--- start of ENTRIES SHOWN ---

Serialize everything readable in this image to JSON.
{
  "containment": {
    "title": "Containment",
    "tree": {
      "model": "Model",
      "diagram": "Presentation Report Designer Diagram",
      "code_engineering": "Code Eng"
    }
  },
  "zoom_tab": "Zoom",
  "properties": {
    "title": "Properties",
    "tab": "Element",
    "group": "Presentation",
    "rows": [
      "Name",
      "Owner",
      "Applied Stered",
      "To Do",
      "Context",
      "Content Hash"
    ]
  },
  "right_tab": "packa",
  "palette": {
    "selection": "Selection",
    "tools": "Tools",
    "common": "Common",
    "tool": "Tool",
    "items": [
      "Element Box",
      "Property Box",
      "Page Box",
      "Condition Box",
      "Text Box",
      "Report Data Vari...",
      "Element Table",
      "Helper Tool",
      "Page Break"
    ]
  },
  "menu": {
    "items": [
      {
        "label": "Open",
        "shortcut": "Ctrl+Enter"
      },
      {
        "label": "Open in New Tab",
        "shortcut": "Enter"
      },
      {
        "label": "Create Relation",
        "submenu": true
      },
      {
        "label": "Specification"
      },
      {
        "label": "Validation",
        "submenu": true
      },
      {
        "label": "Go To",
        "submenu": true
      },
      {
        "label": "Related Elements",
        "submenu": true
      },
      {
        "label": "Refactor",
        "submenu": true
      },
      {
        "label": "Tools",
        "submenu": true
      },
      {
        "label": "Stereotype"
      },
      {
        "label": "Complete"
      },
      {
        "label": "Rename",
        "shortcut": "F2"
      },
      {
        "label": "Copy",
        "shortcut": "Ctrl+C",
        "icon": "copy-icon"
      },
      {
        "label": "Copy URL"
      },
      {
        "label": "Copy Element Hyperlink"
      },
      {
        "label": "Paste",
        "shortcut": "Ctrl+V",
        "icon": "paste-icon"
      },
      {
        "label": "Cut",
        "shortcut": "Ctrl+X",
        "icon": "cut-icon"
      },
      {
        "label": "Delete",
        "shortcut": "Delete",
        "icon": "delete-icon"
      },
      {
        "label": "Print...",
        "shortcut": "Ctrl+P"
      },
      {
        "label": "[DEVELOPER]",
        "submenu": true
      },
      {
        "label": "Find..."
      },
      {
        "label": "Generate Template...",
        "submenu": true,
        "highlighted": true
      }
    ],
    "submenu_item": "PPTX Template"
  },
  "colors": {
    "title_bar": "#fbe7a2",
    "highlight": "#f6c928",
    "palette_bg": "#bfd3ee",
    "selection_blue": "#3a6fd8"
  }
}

--- end of ENTRIES SHOWN ---

Count the lines in which the string "icon" appears, then report only that figure.

4